Given request: Collect from the data below each line with "ProgramPartner".
+++
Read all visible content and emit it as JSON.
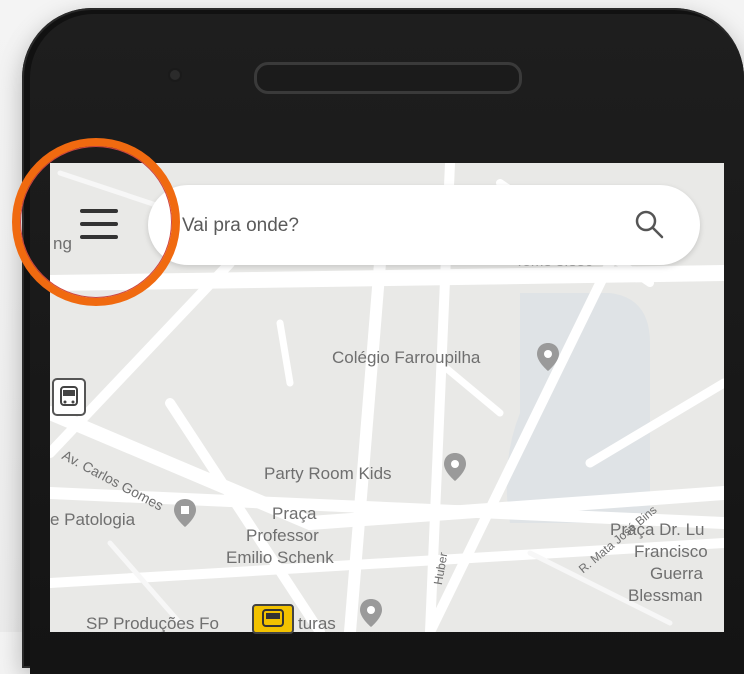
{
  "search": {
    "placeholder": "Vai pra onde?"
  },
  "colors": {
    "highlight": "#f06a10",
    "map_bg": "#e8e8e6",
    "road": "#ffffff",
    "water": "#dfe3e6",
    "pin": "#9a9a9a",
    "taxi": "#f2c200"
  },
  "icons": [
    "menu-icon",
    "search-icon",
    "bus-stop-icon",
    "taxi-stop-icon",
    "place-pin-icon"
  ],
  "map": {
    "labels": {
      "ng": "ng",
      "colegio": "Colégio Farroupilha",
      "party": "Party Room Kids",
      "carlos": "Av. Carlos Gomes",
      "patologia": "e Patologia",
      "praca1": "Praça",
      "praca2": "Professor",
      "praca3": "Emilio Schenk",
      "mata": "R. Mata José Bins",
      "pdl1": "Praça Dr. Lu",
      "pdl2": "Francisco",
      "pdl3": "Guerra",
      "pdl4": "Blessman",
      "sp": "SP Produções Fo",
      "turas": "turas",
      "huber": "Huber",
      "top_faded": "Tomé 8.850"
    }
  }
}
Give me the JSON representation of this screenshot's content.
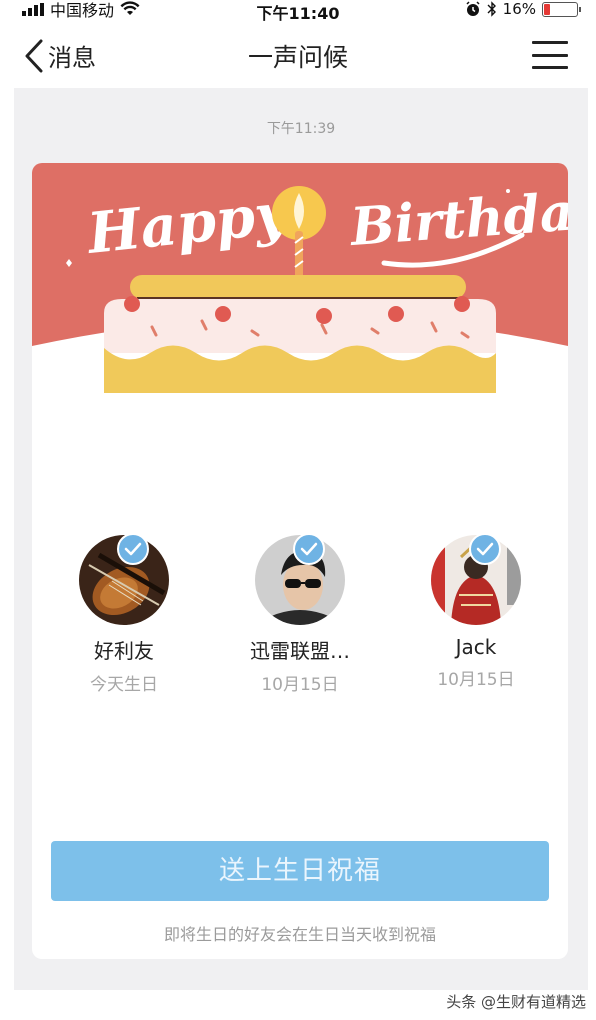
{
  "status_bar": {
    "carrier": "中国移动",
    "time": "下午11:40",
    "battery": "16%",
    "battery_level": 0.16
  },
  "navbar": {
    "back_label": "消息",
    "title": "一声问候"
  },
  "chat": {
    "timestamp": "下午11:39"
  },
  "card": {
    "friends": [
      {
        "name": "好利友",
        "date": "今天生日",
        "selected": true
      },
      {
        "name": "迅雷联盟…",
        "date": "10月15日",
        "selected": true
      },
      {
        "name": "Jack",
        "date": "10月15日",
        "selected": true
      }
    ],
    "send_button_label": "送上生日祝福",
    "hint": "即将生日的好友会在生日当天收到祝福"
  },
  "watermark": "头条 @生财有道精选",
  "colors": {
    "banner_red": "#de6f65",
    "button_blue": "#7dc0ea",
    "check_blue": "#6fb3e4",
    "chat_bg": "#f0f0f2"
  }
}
+++
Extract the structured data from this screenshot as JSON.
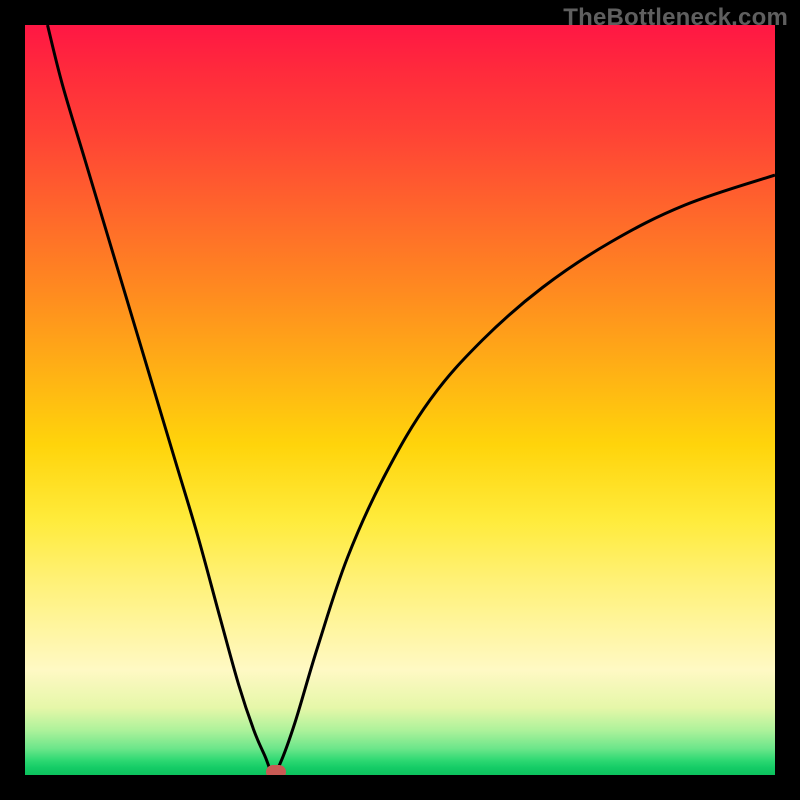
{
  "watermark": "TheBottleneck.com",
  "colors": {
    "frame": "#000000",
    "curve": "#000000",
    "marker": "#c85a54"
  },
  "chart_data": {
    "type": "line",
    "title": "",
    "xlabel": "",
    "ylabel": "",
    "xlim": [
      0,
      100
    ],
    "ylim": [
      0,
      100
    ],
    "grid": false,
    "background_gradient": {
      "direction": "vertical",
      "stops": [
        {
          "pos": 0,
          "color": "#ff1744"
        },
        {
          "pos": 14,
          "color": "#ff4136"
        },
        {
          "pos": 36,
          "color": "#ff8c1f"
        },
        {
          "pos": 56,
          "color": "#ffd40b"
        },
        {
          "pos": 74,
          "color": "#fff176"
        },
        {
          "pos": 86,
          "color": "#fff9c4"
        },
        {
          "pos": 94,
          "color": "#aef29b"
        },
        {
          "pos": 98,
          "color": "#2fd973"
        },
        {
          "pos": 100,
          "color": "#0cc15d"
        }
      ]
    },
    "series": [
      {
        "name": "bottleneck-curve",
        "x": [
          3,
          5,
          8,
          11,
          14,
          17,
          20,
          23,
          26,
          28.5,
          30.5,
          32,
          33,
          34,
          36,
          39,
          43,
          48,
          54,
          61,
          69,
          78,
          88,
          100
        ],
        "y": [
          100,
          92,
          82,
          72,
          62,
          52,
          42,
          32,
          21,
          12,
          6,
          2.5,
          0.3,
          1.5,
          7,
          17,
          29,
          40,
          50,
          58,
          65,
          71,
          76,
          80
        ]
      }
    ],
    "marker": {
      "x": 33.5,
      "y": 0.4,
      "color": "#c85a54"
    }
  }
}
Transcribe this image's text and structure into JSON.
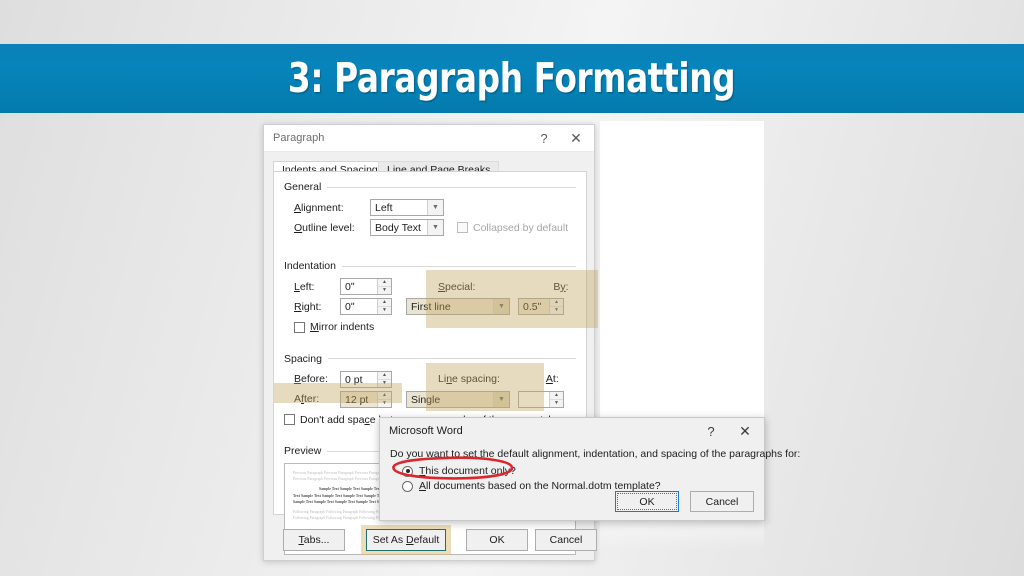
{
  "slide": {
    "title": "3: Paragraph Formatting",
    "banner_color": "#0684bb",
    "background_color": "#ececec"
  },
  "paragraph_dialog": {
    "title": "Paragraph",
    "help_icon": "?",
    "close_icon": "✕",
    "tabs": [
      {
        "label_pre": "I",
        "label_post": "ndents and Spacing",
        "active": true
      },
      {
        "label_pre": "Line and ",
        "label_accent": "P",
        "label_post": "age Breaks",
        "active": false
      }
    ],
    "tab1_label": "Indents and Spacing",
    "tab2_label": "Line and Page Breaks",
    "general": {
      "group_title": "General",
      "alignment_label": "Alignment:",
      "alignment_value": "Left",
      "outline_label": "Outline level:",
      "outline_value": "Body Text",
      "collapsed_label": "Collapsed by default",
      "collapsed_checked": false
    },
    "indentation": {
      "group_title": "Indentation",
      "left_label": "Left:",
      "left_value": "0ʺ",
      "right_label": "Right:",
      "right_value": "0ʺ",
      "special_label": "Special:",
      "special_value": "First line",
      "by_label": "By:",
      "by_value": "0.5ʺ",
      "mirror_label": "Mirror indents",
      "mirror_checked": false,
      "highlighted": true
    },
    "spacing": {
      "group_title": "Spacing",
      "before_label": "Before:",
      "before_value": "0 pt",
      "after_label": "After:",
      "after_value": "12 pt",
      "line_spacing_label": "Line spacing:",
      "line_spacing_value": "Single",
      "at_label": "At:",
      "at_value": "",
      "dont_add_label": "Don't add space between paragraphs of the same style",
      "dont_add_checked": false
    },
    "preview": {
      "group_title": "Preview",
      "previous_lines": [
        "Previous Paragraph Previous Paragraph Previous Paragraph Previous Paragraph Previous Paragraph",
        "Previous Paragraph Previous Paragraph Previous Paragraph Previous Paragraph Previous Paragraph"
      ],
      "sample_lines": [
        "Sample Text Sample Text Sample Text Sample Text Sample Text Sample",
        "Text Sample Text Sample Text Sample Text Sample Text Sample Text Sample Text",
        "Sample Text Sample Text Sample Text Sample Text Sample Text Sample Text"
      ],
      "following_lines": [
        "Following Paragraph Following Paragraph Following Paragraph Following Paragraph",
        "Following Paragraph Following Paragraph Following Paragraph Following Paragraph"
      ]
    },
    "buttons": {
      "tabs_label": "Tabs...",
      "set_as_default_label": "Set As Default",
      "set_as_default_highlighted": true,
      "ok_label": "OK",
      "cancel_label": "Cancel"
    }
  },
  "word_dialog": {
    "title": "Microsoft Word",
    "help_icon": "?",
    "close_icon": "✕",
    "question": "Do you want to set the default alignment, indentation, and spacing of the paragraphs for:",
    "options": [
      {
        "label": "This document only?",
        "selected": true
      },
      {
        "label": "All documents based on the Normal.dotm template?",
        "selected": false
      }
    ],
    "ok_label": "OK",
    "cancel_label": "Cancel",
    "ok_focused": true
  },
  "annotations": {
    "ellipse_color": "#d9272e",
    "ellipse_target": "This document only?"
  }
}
+++
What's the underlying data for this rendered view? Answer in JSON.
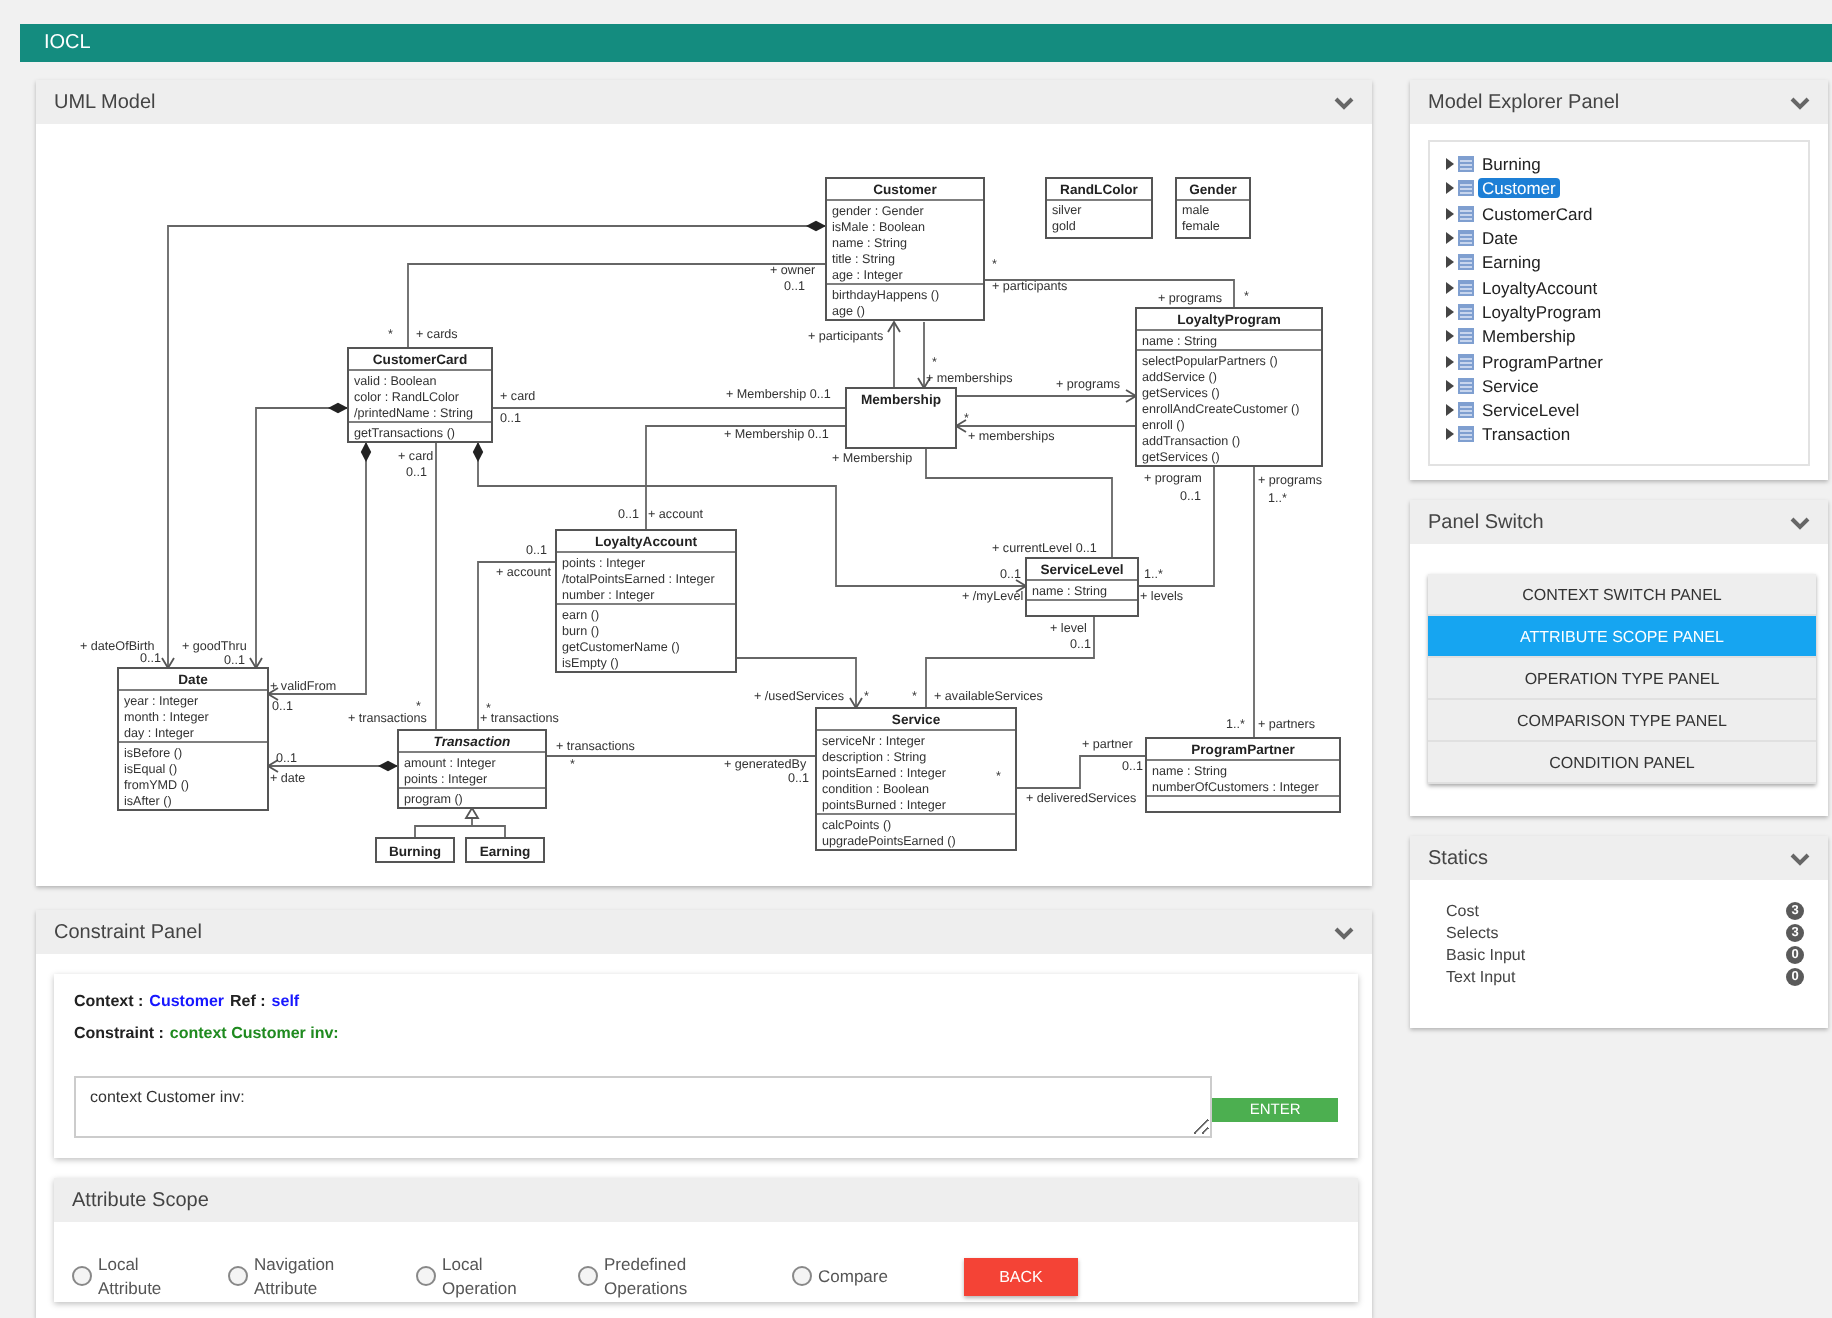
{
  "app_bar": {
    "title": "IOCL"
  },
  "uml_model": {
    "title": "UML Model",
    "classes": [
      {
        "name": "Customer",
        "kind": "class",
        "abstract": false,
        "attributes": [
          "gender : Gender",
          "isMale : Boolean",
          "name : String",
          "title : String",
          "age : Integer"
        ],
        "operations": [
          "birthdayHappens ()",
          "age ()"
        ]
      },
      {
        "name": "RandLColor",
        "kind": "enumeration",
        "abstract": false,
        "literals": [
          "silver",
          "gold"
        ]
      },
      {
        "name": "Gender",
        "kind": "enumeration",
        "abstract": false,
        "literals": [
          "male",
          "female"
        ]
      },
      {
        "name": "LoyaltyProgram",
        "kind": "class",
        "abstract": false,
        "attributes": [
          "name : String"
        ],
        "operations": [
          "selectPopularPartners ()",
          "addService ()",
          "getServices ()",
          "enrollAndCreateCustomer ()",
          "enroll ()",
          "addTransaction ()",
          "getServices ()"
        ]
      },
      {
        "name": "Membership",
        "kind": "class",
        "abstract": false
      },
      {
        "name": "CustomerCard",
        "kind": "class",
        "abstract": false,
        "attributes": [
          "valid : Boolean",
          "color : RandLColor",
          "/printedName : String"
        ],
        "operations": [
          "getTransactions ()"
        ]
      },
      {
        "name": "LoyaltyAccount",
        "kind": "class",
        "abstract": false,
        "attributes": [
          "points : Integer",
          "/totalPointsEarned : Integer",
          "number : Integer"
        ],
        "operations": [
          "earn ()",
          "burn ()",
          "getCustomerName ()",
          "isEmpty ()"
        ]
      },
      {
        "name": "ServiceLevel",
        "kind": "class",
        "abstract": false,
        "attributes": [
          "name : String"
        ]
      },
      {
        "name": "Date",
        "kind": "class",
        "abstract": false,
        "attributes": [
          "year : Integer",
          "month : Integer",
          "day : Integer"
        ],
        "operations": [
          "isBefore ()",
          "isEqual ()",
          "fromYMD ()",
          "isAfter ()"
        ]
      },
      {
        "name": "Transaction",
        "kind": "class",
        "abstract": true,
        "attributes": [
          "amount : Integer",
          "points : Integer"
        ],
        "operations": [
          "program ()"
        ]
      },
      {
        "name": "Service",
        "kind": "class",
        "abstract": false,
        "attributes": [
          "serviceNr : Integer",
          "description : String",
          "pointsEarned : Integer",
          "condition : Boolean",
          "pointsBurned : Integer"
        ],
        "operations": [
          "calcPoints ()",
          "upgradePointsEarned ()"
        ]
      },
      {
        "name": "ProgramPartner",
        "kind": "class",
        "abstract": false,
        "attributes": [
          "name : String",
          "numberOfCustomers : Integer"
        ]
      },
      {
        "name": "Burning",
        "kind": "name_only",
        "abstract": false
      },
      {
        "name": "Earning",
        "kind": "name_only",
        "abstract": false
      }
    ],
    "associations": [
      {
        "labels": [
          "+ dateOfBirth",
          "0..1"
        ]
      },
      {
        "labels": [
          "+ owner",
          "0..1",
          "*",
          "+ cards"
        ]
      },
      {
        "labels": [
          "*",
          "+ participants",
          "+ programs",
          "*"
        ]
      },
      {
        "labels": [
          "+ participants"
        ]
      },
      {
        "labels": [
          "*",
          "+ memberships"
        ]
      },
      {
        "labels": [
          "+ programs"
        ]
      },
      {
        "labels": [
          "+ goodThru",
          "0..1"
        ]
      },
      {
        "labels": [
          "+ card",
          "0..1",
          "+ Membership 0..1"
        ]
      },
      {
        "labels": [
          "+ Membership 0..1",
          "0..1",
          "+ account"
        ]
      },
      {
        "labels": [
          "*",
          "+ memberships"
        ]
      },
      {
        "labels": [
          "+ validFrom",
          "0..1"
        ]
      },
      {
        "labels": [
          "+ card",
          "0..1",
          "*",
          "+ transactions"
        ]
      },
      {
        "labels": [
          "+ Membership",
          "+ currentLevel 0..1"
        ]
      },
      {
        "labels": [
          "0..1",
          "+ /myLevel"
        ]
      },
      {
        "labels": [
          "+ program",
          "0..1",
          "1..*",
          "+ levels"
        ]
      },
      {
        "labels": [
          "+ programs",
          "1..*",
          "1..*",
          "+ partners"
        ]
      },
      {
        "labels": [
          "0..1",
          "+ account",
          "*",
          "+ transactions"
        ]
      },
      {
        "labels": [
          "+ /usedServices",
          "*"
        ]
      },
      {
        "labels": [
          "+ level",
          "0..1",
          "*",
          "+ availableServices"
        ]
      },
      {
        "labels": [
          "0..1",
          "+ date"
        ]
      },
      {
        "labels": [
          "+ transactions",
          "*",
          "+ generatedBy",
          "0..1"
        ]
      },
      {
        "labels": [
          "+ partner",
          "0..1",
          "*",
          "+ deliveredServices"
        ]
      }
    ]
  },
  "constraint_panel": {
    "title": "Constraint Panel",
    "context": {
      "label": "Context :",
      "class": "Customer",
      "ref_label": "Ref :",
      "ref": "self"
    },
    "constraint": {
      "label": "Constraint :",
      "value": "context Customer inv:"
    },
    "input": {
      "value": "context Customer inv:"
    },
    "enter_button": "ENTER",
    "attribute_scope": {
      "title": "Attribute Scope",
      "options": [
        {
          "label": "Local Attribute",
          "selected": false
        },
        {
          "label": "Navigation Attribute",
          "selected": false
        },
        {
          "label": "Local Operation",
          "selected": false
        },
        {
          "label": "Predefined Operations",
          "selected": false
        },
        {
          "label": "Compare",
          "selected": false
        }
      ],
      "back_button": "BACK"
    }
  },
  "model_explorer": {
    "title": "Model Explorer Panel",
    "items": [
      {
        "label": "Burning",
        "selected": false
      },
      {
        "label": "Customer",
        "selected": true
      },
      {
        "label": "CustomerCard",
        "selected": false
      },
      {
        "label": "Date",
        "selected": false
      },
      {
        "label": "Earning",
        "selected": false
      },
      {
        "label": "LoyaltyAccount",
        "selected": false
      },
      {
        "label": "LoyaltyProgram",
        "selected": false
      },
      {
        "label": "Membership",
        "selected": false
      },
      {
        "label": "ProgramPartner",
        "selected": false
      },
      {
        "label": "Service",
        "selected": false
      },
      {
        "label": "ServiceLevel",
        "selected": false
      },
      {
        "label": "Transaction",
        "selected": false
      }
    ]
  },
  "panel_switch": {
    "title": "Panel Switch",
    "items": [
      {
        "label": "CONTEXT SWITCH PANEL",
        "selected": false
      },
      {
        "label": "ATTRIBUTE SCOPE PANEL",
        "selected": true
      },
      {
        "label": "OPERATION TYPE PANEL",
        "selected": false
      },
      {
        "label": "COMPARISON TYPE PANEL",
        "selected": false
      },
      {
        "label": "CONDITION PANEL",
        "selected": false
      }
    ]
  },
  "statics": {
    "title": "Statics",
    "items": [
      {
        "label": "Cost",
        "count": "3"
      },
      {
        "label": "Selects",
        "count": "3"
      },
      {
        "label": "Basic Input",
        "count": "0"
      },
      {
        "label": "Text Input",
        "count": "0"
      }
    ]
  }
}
+++
Complete response:
        "name": "ProgramPartner",
        "label": "ProgramPartner",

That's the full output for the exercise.